Copy out each line that includes the word "grid".

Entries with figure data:
BEGIN
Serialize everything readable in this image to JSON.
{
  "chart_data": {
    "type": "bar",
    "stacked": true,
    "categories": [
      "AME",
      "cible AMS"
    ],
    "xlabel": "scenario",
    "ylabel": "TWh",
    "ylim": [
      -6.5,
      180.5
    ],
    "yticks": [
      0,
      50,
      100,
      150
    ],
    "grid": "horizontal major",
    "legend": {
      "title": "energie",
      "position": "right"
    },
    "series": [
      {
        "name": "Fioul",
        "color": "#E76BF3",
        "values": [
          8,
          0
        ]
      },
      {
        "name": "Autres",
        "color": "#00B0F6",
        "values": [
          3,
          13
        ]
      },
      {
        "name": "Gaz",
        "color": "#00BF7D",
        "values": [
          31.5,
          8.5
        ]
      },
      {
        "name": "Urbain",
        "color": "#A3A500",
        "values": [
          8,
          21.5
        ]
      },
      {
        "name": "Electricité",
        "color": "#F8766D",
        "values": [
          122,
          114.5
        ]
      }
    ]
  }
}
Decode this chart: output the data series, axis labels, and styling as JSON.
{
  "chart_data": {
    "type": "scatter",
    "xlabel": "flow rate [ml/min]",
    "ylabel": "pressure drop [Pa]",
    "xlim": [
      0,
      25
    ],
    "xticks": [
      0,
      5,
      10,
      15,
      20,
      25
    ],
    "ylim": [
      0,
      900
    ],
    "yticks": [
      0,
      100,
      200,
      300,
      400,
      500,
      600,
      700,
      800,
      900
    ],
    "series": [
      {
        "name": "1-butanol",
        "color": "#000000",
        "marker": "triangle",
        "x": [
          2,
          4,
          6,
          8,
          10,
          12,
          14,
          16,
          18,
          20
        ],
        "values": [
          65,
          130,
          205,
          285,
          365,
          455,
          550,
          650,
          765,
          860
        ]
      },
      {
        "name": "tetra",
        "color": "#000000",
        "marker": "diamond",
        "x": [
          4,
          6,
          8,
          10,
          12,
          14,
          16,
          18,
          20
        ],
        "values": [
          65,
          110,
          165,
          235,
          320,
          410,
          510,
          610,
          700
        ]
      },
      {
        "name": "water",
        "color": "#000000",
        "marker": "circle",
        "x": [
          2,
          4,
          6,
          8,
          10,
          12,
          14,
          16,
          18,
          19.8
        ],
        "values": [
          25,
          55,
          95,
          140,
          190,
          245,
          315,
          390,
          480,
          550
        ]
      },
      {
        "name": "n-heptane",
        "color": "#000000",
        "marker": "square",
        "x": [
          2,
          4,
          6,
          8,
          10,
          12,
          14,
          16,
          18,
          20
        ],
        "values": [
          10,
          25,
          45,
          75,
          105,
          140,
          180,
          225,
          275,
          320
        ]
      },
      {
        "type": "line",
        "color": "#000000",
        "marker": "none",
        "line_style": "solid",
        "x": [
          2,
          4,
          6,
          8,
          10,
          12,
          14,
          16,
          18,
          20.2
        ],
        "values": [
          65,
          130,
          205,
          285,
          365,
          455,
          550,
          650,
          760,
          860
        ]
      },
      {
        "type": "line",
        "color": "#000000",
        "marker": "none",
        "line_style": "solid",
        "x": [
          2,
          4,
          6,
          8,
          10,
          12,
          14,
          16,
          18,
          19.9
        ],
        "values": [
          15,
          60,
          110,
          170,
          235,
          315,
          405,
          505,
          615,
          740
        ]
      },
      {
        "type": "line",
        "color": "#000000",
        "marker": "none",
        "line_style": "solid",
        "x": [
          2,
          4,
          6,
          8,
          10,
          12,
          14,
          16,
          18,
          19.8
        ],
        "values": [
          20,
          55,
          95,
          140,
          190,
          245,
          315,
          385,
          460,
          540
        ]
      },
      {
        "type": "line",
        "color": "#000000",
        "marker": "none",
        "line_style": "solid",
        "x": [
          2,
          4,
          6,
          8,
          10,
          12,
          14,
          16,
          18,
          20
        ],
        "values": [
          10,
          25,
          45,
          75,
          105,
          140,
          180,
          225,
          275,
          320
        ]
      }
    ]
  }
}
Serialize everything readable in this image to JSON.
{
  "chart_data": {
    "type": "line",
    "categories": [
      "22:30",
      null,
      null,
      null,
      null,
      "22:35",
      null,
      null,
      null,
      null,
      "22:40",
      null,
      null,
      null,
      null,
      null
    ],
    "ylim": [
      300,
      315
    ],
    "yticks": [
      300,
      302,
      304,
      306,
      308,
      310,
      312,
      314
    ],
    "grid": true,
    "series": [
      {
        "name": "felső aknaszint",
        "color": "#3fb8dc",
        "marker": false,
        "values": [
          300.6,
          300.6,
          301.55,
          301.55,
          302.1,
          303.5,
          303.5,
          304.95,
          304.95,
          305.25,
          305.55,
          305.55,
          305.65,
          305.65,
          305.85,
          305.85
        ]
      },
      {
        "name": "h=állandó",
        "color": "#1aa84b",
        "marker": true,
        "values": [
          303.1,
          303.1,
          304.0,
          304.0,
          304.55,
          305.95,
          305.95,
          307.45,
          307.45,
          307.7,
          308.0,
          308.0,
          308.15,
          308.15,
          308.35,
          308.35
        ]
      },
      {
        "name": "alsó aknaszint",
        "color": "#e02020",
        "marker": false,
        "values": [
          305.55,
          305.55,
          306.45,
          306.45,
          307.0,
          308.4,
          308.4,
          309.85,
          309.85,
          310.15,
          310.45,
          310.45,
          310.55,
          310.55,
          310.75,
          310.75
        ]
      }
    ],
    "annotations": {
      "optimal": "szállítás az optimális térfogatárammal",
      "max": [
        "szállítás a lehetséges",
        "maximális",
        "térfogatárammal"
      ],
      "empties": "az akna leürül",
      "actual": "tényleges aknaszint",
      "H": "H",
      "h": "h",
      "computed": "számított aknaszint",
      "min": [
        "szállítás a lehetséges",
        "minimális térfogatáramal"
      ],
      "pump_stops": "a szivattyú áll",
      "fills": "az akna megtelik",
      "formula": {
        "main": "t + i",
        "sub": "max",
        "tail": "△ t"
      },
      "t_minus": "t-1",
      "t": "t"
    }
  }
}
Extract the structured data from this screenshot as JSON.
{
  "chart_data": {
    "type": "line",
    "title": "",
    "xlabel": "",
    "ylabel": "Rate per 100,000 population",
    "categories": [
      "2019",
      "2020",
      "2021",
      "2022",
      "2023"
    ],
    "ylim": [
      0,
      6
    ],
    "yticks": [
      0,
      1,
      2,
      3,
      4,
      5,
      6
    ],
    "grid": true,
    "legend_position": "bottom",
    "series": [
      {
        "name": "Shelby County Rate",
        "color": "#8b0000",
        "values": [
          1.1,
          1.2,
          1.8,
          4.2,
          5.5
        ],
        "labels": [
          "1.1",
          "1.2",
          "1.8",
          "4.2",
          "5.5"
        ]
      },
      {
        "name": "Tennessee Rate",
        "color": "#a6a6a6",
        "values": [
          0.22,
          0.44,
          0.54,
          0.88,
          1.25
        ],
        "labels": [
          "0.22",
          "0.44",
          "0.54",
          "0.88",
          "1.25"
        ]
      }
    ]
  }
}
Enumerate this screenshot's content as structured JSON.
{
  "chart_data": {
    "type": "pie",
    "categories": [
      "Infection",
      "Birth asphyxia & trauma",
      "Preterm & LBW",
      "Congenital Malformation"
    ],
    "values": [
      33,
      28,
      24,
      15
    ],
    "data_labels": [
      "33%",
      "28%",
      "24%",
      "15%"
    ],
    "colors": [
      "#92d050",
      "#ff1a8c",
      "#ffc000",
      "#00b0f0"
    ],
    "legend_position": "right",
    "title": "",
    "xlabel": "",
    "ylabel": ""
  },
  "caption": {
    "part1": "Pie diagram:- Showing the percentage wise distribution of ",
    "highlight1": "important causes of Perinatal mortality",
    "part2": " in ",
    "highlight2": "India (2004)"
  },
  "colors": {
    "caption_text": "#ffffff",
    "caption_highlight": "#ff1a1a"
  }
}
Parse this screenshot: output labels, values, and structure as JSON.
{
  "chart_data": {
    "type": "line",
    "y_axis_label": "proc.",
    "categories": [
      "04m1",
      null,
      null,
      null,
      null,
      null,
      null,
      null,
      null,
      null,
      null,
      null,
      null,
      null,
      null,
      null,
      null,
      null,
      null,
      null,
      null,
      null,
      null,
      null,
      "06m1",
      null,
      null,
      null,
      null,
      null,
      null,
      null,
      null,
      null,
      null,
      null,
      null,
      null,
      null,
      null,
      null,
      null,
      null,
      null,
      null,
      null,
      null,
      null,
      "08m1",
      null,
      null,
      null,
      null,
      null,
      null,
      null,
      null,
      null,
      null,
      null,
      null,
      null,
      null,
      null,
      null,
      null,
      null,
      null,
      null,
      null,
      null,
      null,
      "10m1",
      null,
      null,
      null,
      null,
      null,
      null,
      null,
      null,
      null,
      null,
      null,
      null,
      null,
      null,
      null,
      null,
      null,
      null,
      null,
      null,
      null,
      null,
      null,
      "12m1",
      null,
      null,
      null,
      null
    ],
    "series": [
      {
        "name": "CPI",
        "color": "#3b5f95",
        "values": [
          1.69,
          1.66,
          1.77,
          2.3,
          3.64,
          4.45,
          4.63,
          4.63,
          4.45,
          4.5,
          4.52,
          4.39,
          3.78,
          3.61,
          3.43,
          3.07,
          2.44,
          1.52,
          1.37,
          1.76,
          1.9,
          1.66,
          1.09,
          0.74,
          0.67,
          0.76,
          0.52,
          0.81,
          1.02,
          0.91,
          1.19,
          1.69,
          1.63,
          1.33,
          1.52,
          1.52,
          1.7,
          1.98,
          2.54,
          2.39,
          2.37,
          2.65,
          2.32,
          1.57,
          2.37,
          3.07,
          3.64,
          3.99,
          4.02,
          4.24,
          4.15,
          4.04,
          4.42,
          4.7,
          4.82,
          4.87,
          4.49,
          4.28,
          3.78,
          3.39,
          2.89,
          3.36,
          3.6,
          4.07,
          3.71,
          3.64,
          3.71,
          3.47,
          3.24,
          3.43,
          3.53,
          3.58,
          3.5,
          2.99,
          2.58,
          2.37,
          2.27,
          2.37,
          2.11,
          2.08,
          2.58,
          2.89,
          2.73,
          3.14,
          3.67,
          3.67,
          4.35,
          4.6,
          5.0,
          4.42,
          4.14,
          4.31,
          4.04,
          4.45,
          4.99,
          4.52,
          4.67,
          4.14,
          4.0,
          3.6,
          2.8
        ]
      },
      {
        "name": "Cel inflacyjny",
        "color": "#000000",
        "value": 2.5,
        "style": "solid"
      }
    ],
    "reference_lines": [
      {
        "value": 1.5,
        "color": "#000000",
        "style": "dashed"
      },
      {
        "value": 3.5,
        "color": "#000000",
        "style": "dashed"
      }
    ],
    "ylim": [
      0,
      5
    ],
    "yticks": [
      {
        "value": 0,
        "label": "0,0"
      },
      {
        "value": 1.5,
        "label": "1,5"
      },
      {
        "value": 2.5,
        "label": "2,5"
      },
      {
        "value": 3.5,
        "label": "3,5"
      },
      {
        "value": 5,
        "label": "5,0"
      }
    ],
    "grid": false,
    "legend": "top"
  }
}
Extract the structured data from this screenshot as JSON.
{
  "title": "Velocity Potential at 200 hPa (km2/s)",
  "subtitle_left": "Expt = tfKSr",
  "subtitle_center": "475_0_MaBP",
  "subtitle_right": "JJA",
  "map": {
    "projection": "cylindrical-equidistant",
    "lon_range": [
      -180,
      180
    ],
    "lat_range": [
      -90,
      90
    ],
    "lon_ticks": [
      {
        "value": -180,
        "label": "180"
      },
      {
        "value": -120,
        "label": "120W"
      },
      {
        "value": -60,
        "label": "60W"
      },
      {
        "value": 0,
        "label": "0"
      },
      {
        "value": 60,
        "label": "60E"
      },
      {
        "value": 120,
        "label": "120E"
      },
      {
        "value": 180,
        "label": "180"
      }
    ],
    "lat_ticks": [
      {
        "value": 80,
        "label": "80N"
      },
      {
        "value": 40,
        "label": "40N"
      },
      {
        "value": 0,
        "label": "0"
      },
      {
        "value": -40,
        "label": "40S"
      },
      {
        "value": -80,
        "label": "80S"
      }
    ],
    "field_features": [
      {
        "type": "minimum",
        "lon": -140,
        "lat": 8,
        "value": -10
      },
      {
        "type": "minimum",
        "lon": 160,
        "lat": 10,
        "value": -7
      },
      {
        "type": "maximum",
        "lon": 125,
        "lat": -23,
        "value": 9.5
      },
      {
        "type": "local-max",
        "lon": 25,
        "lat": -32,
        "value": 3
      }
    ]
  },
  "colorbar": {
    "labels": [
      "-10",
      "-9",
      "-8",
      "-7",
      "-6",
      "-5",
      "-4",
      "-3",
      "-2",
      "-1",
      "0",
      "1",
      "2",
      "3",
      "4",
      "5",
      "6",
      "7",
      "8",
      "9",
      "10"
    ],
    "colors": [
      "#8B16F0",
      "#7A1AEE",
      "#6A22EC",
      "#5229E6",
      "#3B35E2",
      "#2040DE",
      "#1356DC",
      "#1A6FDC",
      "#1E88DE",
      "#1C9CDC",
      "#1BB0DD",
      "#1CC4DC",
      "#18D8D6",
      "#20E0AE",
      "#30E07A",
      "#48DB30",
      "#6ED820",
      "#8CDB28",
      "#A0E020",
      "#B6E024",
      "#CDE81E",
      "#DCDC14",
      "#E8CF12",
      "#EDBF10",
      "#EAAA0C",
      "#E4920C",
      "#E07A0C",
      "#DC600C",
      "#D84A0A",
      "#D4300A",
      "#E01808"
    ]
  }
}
END
(Response to this task)
    "grid": "horizontal major",
    "grid": true,
    "grid": true,
    "grid": false,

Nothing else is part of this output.